* **PROBLEM**: Your task is to locate every line holding the string "Onsite" and to copy each of them.

* **PROVIDED RECORDS**:
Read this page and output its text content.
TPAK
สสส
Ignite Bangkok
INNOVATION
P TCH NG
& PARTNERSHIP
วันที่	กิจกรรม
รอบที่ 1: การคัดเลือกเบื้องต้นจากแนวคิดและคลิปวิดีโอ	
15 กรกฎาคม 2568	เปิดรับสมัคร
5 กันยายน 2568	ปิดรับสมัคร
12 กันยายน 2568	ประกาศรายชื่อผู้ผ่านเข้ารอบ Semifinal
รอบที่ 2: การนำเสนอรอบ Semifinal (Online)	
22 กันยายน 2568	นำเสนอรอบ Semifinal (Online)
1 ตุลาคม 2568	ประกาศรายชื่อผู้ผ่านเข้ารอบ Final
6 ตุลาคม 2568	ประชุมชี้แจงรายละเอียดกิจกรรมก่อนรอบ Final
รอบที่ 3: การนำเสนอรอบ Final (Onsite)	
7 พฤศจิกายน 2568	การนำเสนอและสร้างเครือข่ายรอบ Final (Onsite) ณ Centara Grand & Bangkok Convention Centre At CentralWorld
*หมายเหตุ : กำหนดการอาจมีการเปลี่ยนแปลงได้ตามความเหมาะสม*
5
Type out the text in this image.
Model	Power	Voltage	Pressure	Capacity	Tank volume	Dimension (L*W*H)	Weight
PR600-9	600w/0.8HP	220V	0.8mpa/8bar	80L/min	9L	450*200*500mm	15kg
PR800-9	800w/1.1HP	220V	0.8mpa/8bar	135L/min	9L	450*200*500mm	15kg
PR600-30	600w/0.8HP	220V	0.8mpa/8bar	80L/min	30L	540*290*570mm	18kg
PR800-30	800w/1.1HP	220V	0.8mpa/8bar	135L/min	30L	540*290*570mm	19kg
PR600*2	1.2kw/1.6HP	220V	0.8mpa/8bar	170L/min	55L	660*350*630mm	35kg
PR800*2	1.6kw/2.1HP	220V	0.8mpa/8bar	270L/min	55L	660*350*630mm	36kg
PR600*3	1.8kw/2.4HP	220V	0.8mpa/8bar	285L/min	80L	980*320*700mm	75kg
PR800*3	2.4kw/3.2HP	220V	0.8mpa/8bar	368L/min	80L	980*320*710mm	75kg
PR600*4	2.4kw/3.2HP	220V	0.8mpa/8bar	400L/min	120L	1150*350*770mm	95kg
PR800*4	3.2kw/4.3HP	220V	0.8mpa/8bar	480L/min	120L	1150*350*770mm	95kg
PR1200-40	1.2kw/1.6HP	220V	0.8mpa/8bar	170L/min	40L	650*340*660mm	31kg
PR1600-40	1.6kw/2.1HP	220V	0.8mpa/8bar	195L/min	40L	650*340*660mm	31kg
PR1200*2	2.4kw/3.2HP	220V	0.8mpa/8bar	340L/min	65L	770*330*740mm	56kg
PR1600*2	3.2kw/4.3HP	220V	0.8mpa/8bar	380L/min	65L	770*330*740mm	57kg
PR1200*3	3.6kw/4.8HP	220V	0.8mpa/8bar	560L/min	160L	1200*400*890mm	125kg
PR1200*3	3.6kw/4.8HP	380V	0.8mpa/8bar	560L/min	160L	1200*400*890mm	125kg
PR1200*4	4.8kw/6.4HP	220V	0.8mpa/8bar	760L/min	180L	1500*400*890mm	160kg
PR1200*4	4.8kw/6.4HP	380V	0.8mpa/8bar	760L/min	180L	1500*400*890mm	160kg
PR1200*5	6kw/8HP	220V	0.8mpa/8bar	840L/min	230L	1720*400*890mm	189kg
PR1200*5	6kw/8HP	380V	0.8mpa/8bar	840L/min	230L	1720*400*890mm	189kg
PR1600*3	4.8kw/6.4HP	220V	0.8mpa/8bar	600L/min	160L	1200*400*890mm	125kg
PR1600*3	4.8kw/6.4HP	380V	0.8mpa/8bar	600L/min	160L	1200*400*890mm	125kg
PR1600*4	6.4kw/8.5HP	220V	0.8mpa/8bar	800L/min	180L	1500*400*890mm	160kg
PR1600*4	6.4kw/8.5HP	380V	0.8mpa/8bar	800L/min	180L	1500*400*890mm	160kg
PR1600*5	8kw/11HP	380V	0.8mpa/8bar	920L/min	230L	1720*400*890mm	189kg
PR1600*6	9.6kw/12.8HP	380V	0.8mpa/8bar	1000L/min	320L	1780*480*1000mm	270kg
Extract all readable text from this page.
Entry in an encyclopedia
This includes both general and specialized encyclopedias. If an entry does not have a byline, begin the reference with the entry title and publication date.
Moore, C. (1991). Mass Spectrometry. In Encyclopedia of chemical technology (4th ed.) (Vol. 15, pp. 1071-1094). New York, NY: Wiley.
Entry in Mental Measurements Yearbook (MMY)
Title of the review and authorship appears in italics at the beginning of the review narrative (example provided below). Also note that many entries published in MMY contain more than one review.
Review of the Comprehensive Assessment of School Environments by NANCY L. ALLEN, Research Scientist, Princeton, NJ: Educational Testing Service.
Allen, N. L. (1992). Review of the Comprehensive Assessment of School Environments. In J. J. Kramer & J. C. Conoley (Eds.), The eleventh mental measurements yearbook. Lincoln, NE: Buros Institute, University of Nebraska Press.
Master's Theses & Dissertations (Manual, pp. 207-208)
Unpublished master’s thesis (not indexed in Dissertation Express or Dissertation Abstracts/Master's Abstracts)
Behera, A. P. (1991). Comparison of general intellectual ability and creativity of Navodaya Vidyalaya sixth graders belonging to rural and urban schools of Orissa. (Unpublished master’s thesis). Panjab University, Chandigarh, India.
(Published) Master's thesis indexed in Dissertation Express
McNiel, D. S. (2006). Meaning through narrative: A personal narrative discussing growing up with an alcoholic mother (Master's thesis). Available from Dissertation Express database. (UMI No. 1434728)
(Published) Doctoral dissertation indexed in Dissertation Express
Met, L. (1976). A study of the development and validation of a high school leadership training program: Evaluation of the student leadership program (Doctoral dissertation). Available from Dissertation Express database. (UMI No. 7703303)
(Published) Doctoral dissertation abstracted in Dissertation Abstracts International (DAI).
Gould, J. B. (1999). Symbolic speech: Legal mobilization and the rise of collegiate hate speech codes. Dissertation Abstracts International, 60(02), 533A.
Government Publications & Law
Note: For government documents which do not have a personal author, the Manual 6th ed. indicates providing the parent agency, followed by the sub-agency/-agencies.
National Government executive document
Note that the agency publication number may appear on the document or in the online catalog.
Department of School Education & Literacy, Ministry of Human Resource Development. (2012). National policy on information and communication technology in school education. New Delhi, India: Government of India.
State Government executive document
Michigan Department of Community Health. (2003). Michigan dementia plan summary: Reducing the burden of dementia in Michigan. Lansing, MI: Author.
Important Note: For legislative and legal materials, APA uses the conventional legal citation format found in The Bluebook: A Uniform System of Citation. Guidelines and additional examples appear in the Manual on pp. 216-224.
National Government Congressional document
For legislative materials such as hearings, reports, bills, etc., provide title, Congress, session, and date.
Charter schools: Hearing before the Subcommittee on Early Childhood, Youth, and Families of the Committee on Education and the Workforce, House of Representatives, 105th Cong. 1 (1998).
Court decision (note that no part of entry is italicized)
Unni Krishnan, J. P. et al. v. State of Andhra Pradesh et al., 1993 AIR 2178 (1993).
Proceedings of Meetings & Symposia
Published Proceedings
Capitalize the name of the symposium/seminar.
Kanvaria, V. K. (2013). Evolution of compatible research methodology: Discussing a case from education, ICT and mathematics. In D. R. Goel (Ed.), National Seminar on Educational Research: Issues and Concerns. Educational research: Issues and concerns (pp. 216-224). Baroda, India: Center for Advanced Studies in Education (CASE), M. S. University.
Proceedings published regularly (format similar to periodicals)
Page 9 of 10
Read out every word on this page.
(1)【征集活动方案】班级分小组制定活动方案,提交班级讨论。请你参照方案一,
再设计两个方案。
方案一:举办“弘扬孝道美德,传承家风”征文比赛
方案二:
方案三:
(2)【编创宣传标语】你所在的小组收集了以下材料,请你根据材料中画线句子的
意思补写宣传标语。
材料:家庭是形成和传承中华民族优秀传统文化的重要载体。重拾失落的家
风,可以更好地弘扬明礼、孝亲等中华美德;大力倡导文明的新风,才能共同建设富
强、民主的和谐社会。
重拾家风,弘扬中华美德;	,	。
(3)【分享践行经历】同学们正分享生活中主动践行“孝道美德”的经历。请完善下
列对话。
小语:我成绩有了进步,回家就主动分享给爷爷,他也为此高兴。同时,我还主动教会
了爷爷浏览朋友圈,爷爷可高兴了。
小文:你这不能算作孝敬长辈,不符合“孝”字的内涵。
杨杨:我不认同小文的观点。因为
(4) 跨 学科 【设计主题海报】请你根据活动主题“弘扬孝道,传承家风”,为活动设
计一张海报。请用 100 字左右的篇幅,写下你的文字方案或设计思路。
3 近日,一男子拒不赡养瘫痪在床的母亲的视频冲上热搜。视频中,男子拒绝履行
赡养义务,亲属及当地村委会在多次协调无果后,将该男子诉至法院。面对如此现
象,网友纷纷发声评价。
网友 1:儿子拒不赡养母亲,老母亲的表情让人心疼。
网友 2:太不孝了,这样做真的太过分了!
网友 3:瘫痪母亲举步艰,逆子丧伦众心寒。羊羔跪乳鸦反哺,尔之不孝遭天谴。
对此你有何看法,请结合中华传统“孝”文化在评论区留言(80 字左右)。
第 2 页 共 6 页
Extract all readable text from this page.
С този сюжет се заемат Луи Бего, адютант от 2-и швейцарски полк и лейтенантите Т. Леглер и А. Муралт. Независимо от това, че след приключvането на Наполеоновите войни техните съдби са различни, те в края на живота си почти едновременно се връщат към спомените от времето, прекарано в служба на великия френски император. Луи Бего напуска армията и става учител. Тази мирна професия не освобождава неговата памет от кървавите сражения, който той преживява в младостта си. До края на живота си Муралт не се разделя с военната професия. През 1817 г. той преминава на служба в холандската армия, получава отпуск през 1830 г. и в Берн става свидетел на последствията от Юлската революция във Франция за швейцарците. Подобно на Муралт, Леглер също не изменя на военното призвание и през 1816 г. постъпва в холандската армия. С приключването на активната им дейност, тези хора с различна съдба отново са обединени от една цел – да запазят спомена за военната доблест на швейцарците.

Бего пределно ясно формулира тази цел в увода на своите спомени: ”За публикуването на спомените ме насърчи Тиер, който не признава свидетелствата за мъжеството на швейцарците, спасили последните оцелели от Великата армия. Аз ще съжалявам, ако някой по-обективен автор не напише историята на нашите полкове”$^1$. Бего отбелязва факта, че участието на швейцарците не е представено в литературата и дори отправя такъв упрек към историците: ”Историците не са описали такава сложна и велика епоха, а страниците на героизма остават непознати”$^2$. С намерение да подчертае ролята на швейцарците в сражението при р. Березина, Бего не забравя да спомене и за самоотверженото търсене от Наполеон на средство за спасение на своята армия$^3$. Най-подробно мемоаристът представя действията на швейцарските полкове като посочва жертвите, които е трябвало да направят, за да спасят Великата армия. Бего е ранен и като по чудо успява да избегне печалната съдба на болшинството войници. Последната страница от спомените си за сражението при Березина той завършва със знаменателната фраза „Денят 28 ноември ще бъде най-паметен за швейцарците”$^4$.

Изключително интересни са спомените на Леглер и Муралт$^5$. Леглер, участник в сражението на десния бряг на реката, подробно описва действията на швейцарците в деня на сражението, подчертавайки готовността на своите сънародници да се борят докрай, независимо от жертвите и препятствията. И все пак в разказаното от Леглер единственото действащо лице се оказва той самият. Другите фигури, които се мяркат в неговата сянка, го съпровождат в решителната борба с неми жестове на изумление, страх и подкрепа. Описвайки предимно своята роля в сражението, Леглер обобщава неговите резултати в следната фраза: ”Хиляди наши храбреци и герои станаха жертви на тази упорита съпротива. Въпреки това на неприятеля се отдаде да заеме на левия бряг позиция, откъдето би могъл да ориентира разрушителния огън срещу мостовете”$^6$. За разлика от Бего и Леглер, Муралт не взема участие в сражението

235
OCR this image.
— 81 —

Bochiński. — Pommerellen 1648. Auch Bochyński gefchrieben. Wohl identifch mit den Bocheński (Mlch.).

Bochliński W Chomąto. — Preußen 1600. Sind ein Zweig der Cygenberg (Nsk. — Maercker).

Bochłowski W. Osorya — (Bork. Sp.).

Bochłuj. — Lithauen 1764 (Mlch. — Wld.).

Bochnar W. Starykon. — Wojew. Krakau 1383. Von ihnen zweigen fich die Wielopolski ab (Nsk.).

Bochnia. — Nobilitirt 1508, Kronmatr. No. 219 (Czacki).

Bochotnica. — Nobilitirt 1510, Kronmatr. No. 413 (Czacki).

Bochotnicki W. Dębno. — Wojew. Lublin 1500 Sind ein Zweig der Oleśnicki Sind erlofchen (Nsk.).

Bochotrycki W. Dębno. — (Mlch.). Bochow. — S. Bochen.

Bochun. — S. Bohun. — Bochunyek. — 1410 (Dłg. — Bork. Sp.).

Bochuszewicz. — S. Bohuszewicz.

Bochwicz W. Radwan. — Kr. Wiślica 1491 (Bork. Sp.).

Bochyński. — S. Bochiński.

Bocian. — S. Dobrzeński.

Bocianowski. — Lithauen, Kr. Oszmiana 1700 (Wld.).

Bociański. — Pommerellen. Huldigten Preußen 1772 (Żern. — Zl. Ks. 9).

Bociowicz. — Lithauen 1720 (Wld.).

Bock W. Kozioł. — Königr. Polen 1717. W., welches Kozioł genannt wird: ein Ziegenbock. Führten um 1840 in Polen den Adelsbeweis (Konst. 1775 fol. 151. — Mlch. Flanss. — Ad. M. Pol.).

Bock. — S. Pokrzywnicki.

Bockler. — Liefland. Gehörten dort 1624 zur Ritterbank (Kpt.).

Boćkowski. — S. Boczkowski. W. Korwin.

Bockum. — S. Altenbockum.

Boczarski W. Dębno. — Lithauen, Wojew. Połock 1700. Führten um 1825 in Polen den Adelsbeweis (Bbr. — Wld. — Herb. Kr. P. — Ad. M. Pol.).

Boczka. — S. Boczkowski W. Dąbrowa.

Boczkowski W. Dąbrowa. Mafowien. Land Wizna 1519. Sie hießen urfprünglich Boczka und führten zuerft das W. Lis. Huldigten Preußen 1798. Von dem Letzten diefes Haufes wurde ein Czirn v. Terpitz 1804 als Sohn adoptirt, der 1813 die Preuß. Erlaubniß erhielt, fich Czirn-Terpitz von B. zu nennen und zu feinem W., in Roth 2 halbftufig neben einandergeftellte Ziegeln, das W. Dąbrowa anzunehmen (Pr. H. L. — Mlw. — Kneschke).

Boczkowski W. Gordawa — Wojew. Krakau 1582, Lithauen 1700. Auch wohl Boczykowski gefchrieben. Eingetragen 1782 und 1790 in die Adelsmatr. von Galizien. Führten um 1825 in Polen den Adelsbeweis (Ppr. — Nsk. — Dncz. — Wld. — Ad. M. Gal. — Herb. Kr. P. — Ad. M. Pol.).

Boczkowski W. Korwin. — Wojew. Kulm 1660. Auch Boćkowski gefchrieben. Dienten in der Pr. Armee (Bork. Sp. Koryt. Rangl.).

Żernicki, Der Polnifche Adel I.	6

* **RESULT FOR THIS TASK**:
รอบที่ 3: การนำเสนอรอบ Final (Onsite)	
7 พฤศจิกายน 2568	การนำเสนอและสร้างเครือข่ายรอบ Final (Onsite) ณ Centara Grand & Bangkok Convention Centre At CentralWorld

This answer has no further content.